Task statement: Repeat what the lines below say, word for word, and skip every image.

Materials provided:
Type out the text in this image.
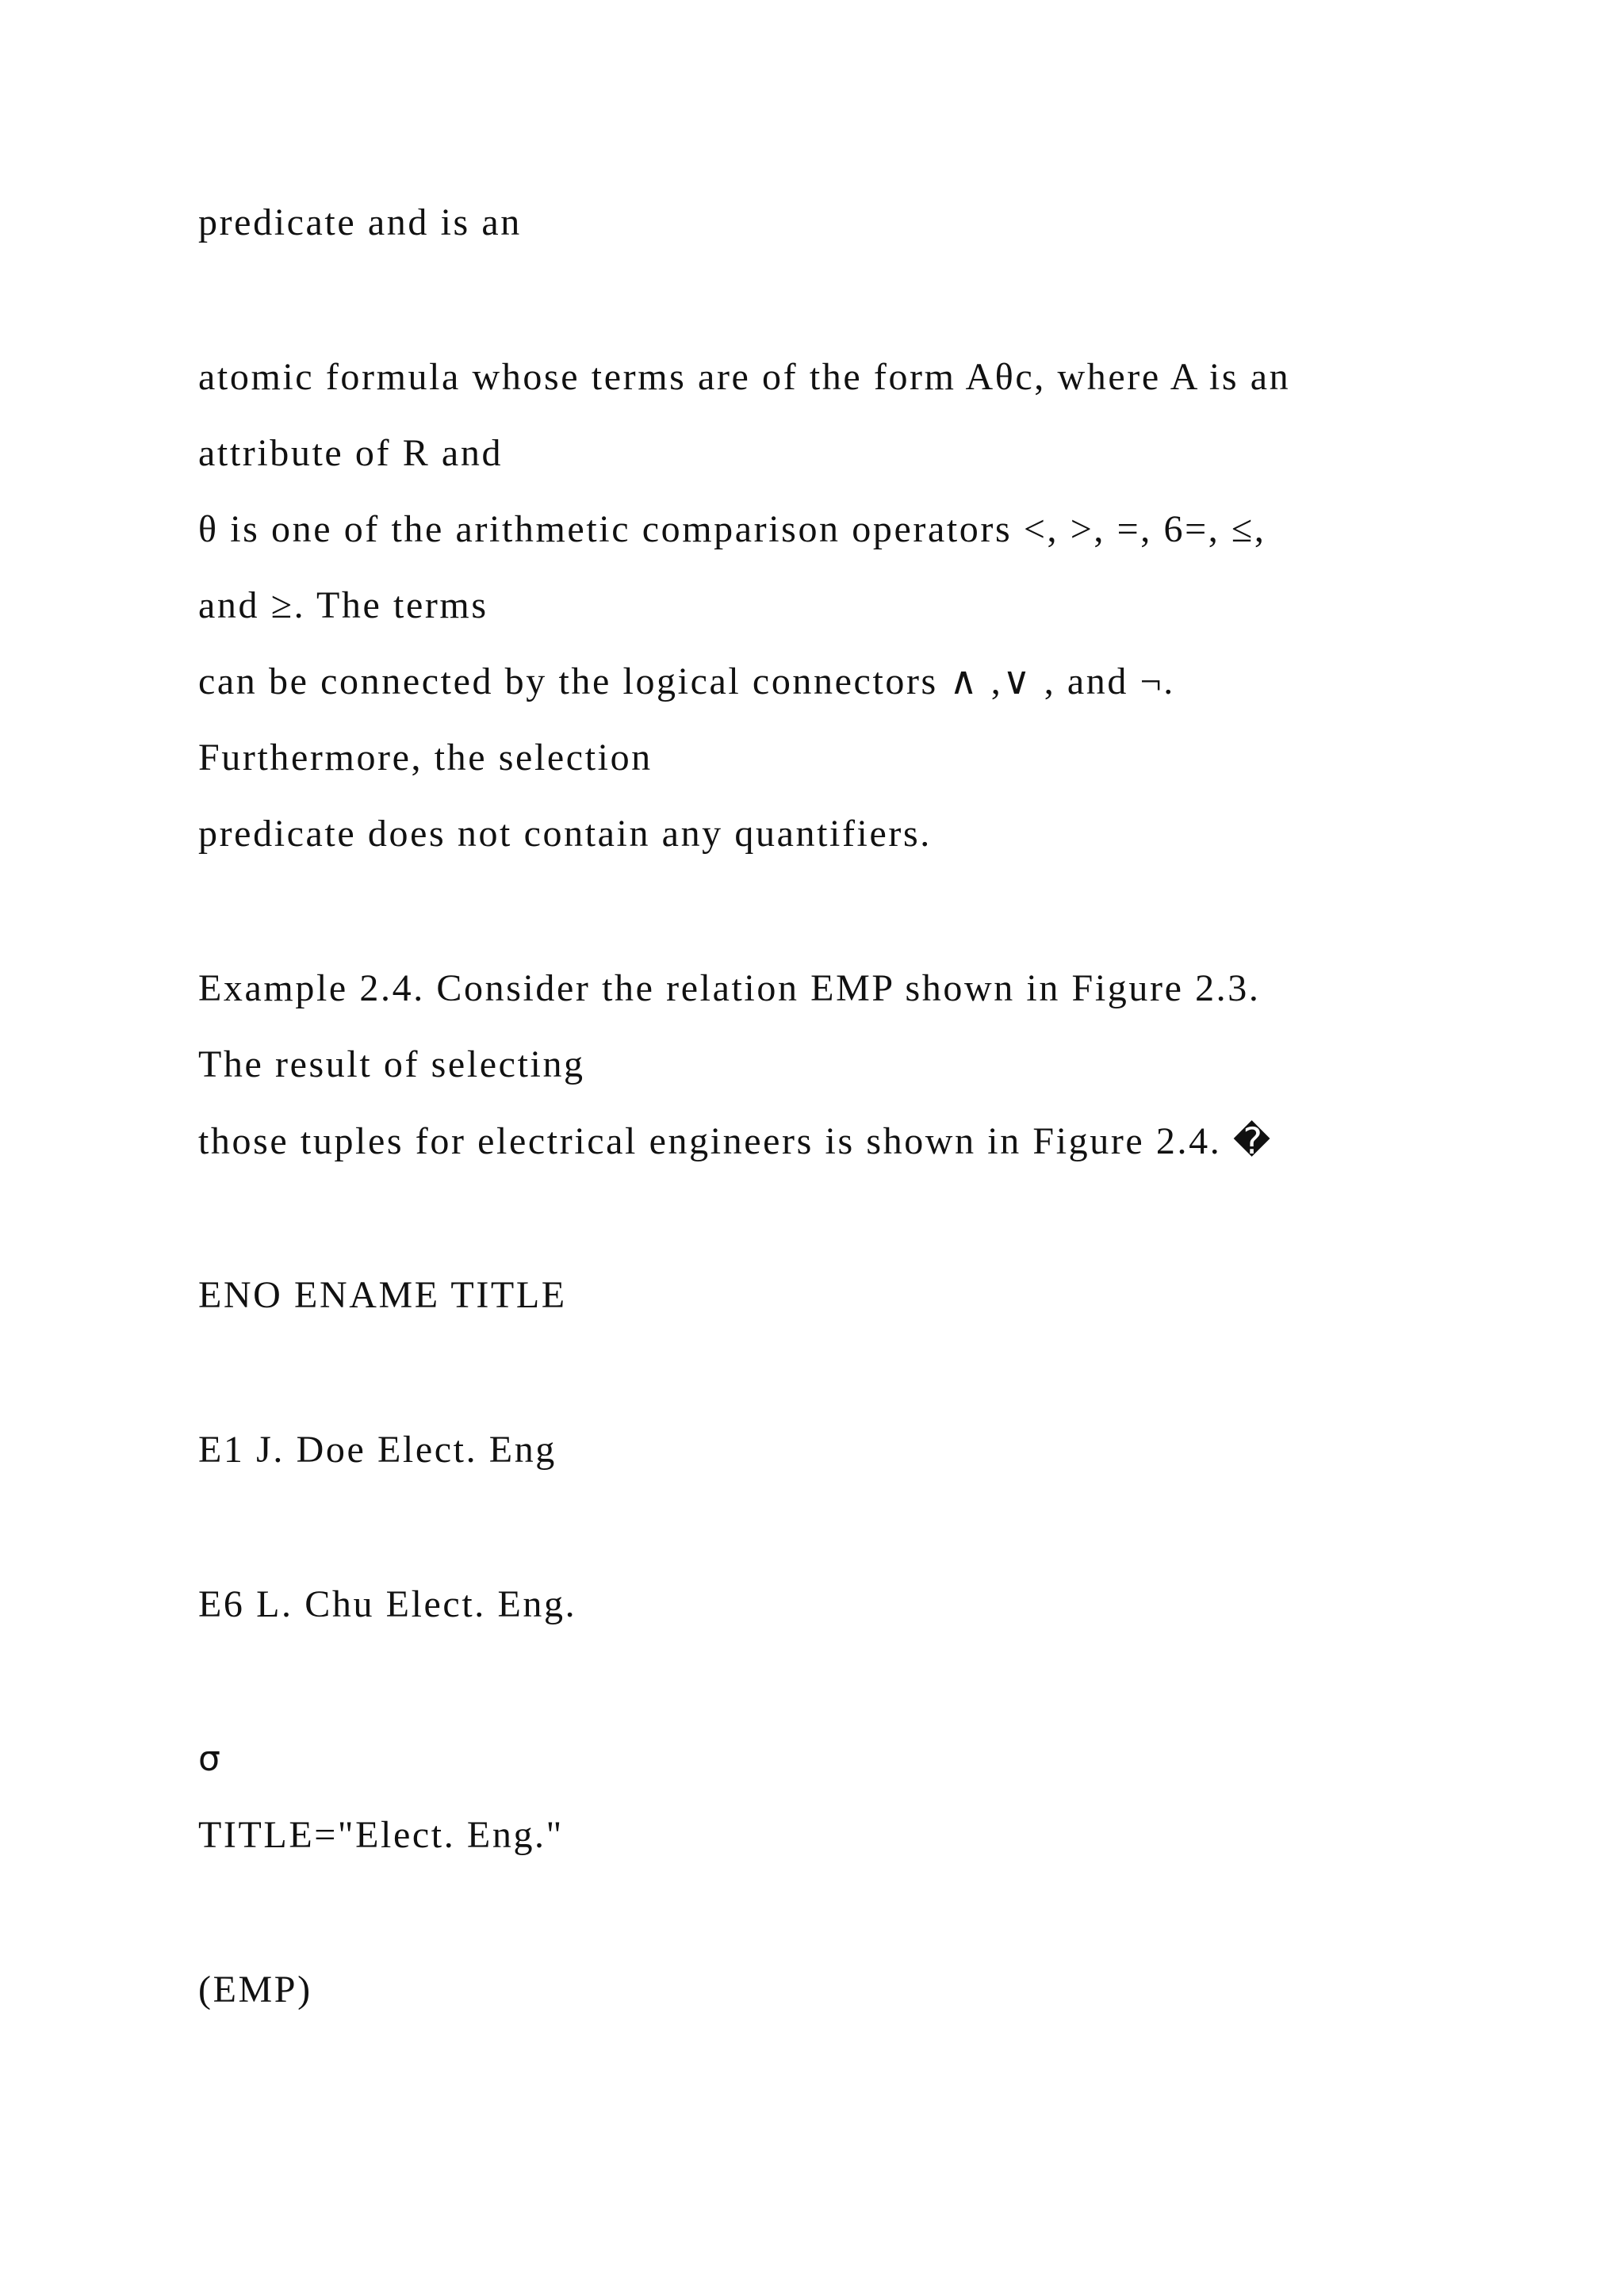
predicate and is an
atomic formula whose terms are of the form Aθc, where A is an
attribute of R and
θ is one of the arithmetic comparison operators <, >, =, 6=, ≤,
and ≥. The terms
can be connected by the logical connectors ∧ ,∨ , and ¬.
Furthermore, the selection
predicate does not contain any quantifiers.
Example 2.4. Consider the relation EMP shown in Figure 2.3.
The result of selecting
those tuples for electrical engineers is shown in Figure 2.4. �
ENO ENAME TITLE
E1 J. Doe Elect. Eng
E6 L. Chu Elect. Eng.
σ
TITLE="Elect. Eng."
(EMP)
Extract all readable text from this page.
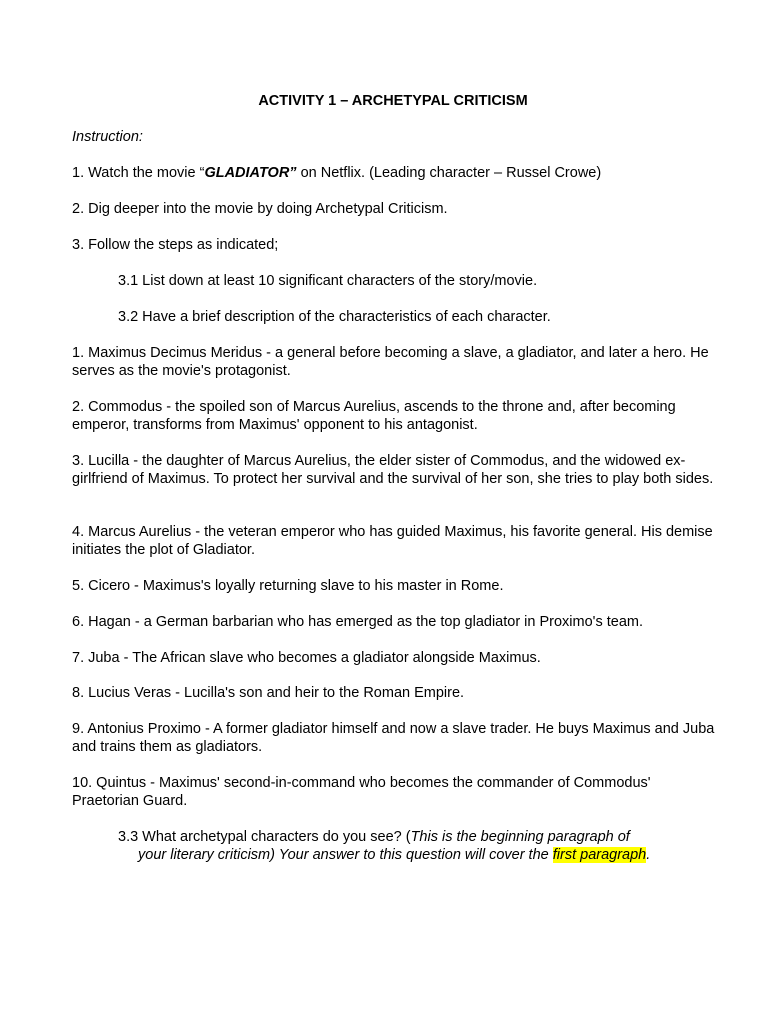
ACTIVITY 1 – ARCHETYPAL CRITICISM

Instruction:

1. Watch the movie “GLADIATOR” on Netflix. (Leading character – Russel Crowe)

2. Dig deeper into the movie by doing Archetypal Criticism.

3. Follow the steps as indicated;

3.1 List down at least 10 significant characters of the story/movie.

3.2 Have a brief description of the characteristics of each character.

1. Maximus Decimus Meridus - a general before becoming a slave, a gladiator, and later a hero. He serves as the movie's protagonist.

2. Commodus - the spoiled son of Marcus Aurelius, ascends to the throne and, after becoming emperor, transforms from Maximus' opponent to his antagonist.

3. Lucilla - the daughter of Marcus Aurelius, the elder sister of Commodus, and the widowed ex-girlfriend of Maximus. To protect her survival and the survival of her son, she tries to play both sides.

4. Marcus Aurelius - the veteran emperor who has guided Maximus, his favorite general. His demise initiates the plot of Gladiator.

5. Cicero - Maximus's loyally returning slave to his master in Rome.

6. Hagan - a German barbarian who has emerged as the top gladiator in Proximo's team.

7. Juba - The African slave who becomes a gladiator alongside Maximus.

8. Lucius Veras - Lucilla's son and heir to the Roman Empire.

9. Antonius Proximo - A former gladiator himself and now a slave trader. He buys Maximus and Juba and trains them as gladiators.

10. Quintus - Maximus' second-in-command who becomes the commander of Commodus' Praetorian Guard.

3.3 What archetypal characters do you see? (This is the beginning paragraph of
your literary criticism) Your answer to this question will cover the first paragraph.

In response:
Type out the text in this image.
predicate and is an
atomic formula whose terms are of the form Aθc, where A is an
attribute of R and
θ is one of the arithmetic comparison operators <, >, =, 6=, ≤,
and ≥. The terms
can be connected by the logical connectors ∧ ,∨ , and ¬.
Furthermore, the selection
predicate does not contain any quantifiers.
Example 2.4. Consider the relation EMP shown in Figure 2.3.
The result of selecting
those tuples for electrical engineers is shown in Figure 2.4. �
ENO ENAME TITLE
E1 J. Doe Elect. Eng
E6 L. Chu Elect. Eng.
σ
TITLE="Elect. Eng."
(EMP)
Extract all readable text from this page.
ACTIVITY 1 – ARCHETYPAL CRITICISM

Instruction:

1. Watch the movie “GLADIATOR” on Netflix. (Leading character – Russel Crowe)

2. Dig deeper into the movie by doing Archetypal Criticism.

3. Follow the steps as indicated;

3.1 List down at least 10 significant characters of the story/movie.

3.2 Have a brief description of the characteristics of each character.

1. Maximus Decimus Meridus - a general before becoming a slave, a gladiator, and later a hero. He serves as the movie's protagonist.

2. Commodus - the spoiled son of Marcus Aurelius, ascends to the throne and, after becoming emperor, transforms from Maximus' opponent to his antagonist.

3. Lucilla - the daughter of Marcus Aurelius, the elder sister of Commodus, and the widowed ex-girlfriend of Maximus. To protect her survival and the survival of her son, she tries to play both sides.

4. Marcus Aurelius - the veteran emperor who has guided Maximus, his favorite general. His demise initiates the plot of Gladiator.

5. Cicero - Maximus's loyally returning slave to his master in Rome.

6. Hagan - a German barbarian who has emerged as the top gladiator in Proximo's team.

7. Juba - The African slave who becomes a gladiator alongside Maximus.

8. Lucius Veras - Lucilla's son and heir to the Roman Empire.

9. Antonius Proximo - A former gladiator himself and now a slave trader. He buys Maximus and Juba and trains them as gladiators.

10. Quintus - Maximus' second-in-command who becomes the commander of Commodus' Praetorian Guard.

3.3 What archetypal characters do you see? (This is the beginning paragraph of
your literary criticism) Your answer to this question will cover the first paragraph.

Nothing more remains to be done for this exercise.